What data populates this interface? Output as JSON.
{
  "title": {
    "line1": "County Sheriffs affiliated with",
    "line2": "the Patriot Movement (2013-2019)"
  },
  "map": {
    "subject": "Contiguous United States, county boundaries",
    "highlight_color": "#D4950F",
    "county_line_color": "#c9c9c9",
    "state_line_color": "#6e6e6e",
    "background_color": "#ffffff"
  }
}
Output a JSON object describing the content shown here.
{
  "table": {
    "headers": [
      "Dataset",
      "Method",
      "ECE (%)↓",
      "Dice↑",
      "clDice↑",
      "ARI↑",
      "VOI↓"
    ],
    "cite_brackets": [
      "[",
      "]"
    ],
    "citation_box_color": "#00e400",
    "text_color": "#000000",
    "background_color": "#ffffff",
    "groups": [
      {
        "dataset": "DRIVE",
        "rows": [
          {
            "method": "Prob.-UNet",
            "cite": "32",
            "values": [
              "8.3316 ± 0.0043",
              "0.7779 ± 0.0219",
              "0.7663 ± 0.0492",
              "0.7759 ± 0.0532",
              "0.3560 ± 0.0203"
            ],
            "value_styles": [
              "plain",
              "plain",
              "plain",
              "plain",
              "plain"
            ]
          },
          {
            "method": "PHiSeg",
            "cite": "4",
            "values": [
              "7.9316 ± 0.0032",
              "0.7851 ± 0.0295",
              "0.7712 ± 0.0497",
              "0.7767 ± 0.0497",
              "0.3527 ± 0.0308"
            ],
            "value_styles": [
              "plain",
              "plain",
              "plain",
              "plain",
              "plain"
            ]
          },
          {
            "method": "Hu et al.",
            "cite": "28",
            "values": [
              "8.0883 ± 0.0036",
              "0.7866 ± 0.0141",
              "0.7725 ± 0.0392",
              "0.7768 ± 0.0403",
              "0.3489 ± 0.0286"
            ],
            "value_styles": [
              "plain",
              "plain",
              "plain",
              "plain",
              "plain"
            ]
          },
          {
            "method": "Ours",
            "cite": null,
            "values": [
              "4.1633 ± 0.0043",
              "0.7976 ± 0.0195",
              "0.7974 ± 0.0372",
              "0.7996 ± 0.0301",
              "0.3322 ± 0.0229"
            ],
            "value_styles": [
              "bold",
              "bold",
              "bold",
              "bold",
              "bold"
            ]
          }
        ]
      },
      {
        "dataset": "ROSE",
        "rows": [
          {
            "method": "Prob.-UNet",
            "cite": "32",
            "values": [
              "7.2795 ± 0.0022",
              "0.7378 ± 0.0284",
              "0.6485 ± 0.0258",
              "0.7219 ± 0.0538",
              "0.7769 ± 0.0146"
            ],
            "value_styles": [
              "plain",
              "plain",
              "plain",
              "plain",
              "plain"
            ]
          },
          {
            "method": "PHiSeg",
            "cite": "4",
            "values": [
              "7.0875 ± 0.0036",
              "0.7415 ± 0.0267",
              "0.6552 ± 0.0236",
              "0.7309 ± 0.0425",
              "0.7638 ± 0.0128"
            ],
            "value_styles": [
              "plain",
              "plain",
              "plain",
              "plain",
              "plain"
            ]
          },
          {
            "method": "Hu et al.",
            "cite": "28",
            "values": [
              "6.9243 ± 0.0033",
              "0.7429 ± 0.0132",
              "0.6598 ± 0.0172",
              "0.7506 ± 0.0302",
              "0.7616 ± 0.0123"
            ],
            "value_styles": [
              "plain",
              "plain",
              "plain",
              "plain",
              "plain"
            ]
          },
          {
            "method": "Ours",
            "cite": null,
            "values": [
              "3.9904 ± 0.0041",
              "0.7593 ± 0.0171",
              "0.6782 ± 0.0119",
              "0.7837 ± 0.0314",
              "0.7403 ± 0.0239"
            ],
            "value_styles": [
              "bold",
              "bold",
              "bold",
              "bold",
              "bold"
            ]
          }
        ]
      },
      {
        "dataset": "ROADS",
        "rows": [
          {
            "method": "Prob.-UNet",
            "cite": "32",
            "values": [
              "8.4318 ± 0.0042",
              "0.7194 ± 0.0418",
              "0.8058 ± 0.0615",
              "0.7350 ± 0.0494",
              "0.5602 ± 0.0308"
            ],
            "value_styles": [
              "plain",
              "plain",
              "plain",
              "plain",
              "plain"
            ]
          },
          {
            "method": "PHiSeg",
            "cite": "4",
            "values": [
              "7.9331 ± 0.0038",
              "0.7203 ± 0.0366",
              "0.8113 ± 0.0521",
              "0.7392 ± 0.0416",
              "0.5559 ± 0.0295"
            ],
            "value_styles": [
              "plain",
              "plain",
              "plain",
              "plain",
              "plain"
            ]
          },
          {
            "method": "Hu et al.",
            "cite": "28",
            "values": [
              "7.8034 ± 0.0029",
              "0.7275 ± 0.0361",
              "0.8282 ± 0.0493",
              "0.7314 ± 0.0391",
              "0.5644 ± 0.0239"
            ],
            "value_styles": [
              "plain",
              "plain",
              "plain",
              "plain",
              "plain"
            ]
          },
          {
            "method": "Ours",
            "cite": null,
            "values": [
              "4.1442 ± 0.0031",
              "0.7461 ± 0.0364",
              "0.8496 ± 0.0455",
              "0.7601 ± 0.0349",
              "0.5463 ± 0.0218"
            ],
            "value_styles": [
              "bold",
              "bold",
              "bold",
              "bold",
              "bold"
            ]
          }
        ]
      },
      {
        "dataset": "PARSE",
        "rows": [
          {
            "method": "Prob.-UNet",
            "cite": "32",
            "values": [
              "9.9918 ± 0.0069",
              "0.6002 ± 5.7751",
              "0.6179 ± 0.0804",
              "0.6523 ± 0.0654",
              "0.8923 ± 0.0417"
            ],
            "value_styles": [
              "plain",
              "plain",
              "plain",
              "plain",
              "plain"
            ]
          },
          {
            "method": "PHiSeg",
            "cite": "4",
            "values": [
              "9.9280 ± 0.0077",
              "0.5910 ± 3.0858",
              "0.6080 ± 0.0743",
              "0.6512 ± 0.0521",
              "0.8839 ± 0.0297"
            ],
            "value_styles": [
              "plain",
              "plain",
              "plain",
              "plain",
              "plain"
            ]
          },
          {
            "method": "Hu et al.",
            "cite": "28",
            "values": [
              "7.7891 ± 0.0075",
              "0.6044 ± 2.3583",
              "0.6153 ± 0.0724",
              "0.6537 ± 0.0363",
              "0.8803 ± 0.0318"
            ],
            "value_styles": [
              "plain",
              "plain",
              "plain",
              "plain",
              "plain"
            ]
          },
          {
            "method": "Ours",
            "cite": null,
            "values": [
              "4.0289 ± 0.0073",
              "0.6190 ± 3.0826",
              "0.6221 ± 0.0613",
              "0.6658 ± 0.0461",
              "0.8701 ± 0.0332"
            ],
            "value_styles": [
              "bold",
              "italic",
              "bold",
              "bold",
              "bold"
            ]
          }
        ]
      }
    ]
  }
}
━━━━━━━━━━━━━━━━━━━━━━━━━━━━━━
- **Exercise aim**
Your task is to repeat the data exactly, with nothing left out.

- **Worked answer**
What data populates this interface? Output as JSON.
{
  "title": {
    "line1": "County Sheriffs affiliated with",
    "line2": "the Patriot Movement (2013-2019)"
  },
  "map": {
    "subject": "Contiguous United States, county boundaries",
    "highlight_color": "#D4950F",
    "county_line_color": "#c9c9c9",
    "state_line_color": "#6e6e6e",
    "background_color": "#ffffff"
  }
}
Output a JSON object describing the content shown here.
{
  "table": {
    "headers": [
      "Dataset",
      "Method",
      "ECE (%)↓",
      "Dice↑",
      "clDice↑",
      "ARI↑",
      "VOI↓"
    ],
    "cite_brackets": [
      "[",
      "]"
    ],
    "citation_box_color": "#00e400",
    "text_color": "#000000",
    "background_color": "#ffffff",
    "groups": [
      {
        "dataset": "DRIVE",
        "rows": [
          {
            "method": "Prob.-UNet",
            "cite": "32",
            "values": [
              "8.3316 ± 0.0043",
              "0.7779 ± 0.0219",
              "0.7663 ± 0.0492",
              "0.7759 ± 0.0532",
              "0.3560 ± 0.0203"
            ],
            "value_styles": [
              "plain",
              "plain",
              "plain",
              "plain",
              "plain"
            ]
          },
          {
            "method": "PHiSeg",
            "cite": "4",
            "values": [
              "7.9316 ± 0.0032",
              "0.7851 ± 0.0295",
              "0.7712 ± 0.0497",
              "0.7767 ± 0.0497",
              "0.3527 ± 0.0308"
            ],
            "value_styles": [
              "plain",
              "plain",
              "plain",
              "plain",
              "plain"
            ]
          },
          {
            "method": "Hu et al.",
            "cite": "28",
            "values": [
              "8.0883 ± 0.0036",
              "0.7866 ± 0.0141",
              "0.7725 ± 0.0392",
              "0.7768 ± 0.0403",
              "0.3489 ± 0.0286"
            ],
            "value_styles": [
              "plain",
              "plain",
              "plain",
              "plain",
              "plain"
            ]
          },
          {
            "method": "Ours",
            "cite": null,
            "values": [
              "4.1633 ± 0.0043",
              "0.7976 ± 0.0195",
              "0.7974 ± 0.0372",
              "0.7996 ± 0.0301",
              "0.3322 ± 0.0229"
            ],
            "value_styles": [
              "bold",
              "bold",
              "bold",
              "bold",
              "bold"
            ]
          }
        ]
      },
      {
        "dataset": "ROSE",
        "rows": [
          {
            "method": "Prob.-UNet",
            "cite": "32",
            "values": [
              "7.2795 ± 0.0022",
              "0.7378 ± 0.0284",
              "0.6485 ± 0.0258",
              "0.7219 ± 0.0538",
              "0.7769 ± 0.0146"
            ],
            "value_styles": [
              "plain",
              "plain",
              "plain",
              "plain",
              "plain"
            ]
          },
          {
            "method": "PHiSeg",
            "cite": "4",
            "values": [
              "7.0875 ± 0.0036",
              "0.7415 ± 0.0267",
              "0.6552 ± 0.0236",
              "0.7309 ± 0.0425",
              "0.7638 ± 0.0128"
            ],
            "value_styles": [
              "plain",
              "plain",
              "plain",
              "plain",
              "plain"
            ]
          },
          {
            "method": "Hu et al.",
            "cite": "28",
            "values": [
              "6.9243 ± 0.0033",
              "0.7429 ± 0.0132",
              "0.6598 ± 0.0172",
              "0.7506 ± 0.0302",
              "0.7616 ± 0.0123"
            ],
            "value_styles": [
              "plain",
              "plain",
              "plain",
              "plain",
              "plain"
            ]
          },
          {
            "method": "Ours",
            "cite": null,
            "values": [
              "3.9904 ± 0.0041",
              "0.7593 ± 0.0171",
              "0.6782 ± 0.0119",
              "0.7837 ± 0.0314",
              "0.7403 ± 0.0239"
            ],
            "value_styles": [
              "bold",
              "bold",
              "bold",
              "bold",
              "bold"
            ]
          }
        ]
      },
      {
        "dataset": "ROADS",
        "rows": [
          {
            "method": "Prob.-UNet",
            "cite": "32",
            "values": [
              "8.4318 ± 0.0042",
              "0.7194 ± 0.0418",
              "0.8058 ± 0.0615",
              "0.7350 ± 0.0494",
              "0.5602 ± 0.0308"
            ],
            "value_styles": [
              "plain",
              "plain",
              "plain",
              "plain",
              "plain"
            ]
          },
          {
            "method": "PHiSeg",
            "cite": "4",
            "values": [
              "7.9331 ± 0.0038",
              "0.7203 ± 0.0366",
              "0.8113 ± 0.0521",
              "0.7392 ± 0.0416",
              "0.5559 ± 0.0295"
            ],
            "value_styles": [
              "plain",
              "plain",
              "plain",
              "plain",
              "plain"
            ]
          },
          {
            "method": "Hu et al.",
            "cite": "28",
            "values": [
              "7.8034 ± 0.0029",
              "0.7275 ± 0.0361",
              "0.8282 ± 0.0493",
              "0.7314 ± 0.0391",
              "0.5644 ± 0.0239"
            ],
            "value_styles": [
              "plain",
              "plain",
              "plain",
              "plain",
              "plain"
            ]
          },
          {
            "method": "Ours",
            "cite": null,
            "values": [
              "4.1442 ± 0.0031",
              "0.7461 ± 0.0364",
              "0.8496 ± 0.0455",
              "0.7601 ± 0.0349",
              "0.5463 ± 0.0218"
            ],
            "value_styles": [
              "bold",
              "bold",
              "bold",
              "bold",
              "bold"
            ]
          }
        ]
      },
      {
        "dataset": "PARSE",
        "rows": [
          {
            "method": "Prob.-UNet",
            "cite": "32",
            "values": [
              "9.9918 ± 0.0069",
              "0.6002 ± 5.7751",
              "0.6179 ± 0.0804",
              "0.6523 ± 0.0654",
              "0.8923 ± 0.0417"
            ],
            "value_styles": [
              "plain",
              "plain",
              "plain",
              "plain",
              "plain"
            ]
          },
          {
            "method": "PHiSeg",
            "cite": "4",
            "values": [
              "9.9280 ± 0.0077",
              "0.5910 ± 3.0858",
              "0.6080 ± 0.0743",
              "0.6512 ± 0.0521",
              "0.8839 ± 0.0297"
            ],
            "value_styles": [
              "plain",
              "plain",
              "plain",
              "plain",
              "plain"
            ]
          },
          {
            "method": "Hu et al.",
            "cite": "28",
            "values": [
              "7.7891 ± 0.0075",
              "0.6044 ± 2.3583",
              "0.6153 ± 0.0724",
              "0.6537 ± 0.0363",
              "0.8803 ± 0.0318"
            ],
            "value_styles": [
              "plain",
              "plain",
              "plain",
              "plain",
              "plain"
            ]
          },
          {
            "method": "Ours",
            "cite": null,
            "values": [
              "4.0289 ± 0.0073",
              "0.6190 ± 3.0826",
              "0.6221 ± 0.0613",
              "0.6658 ± 0.0461",
              "0.8701 ± 0.0332"
            ],
            "value_styles": [
              "bold",
              "italic",
              "bold",
              "bold",
              "bold"
            ]
          }
        ]
      }
    ]
  }
}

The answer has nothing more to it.